• Instruction: Gather all lines containing the string "llaniladi" and copy them out.

+--

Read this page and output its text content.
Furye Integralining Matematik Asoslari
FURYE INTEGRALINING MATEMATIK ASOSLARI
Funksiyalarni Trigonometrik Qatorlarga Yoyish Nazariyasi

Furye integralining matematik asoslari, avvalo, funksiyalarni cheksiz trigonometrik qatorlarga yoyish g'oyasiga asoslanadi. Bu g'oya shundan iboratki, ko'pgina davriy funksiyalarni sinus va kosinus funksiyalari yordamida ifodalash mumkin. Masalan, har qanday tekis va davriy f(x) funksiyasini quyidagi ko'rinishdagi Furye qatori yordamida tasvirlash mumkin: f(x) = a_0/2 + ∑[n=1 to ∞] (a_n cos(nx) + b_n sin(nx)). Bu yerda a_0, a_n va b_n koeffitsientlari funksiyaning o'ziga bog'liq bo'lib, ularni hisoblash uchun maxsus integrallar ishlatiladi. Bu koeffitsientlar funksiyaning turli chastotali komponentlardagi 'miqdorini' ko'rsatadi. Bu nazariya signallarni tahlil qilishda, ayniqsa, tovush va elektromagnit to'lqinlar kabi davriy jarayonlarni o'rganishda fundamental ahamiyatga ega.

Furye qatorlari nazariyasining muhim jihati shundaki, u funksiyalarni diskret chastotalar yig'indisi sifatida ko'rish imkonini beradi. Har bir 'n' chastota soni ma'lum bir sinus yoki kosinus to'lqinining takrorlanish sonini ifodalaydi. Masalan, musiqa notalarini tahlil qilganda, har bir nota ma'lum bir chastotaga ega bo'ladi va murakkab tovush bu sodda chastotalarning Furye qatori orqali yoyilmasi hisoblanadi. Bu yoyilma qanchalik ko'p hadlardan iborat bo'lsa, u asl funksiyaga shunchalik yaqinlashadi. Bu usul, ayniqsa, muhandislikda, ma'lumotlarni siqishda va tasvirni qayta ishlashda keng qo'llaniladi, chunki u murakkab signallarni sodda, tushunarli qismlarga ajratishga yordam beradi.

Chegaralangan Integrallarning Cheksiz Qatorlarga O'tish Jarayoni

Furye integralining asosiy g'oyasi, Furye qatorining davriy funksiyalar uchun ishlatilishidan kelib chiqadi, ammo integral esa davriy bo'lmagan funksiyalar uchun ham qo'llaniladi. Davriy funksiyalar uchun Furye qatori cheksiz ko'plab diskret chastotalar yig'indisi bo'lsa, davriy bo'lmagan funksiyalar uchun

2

+--

• Task output:
Furye qatorlari nazariyasining muhim jihati shundaki, u funksiyalarni diskret chastotalar yig'indisi sifatida ko'rish imkonini beradi. Har bir 'n' chastota soni ma'lum bir sinus yoki kosinus to'lqinining takrorlanish sonini ifodalaydi. Masalan, musiqa notalarini tahlil qilganda, har bir nota ma'lum bir chastotaga ega bo'ladi va murakkab tovush bu sodda chastotalarning Furye qatori orqali yoyilmasi hisoblanadi. Bu yoyilma qanchalik ko'p hadlardan iborat bo'lsa, u asl funksiyaga shunchalik yaqinlashadi. Bu usul, ayniqsa, muhandislikda, ma'lumotlarni siqishda va tasvirni qayta ishlashda keng qo'llaniladi, chunki u murakkab signallarni sodda, tushunarli qismlarga ajratishga yordam beradi.
Furye integralining asosiy g'oyasi, Furye qatorining davriy funksiyalar uchun ishlatilishidan kelib chiqadi, ammo integral esa davriy bo'lmagan funksiyalar uchun ham qo'llaniladi. Davriy funksiyalar uchun Furye qatori cheksiz ko'plab diskret chastotalar yig'indisi bo'lsa, davriy bo'lmagan funksiyalar uchun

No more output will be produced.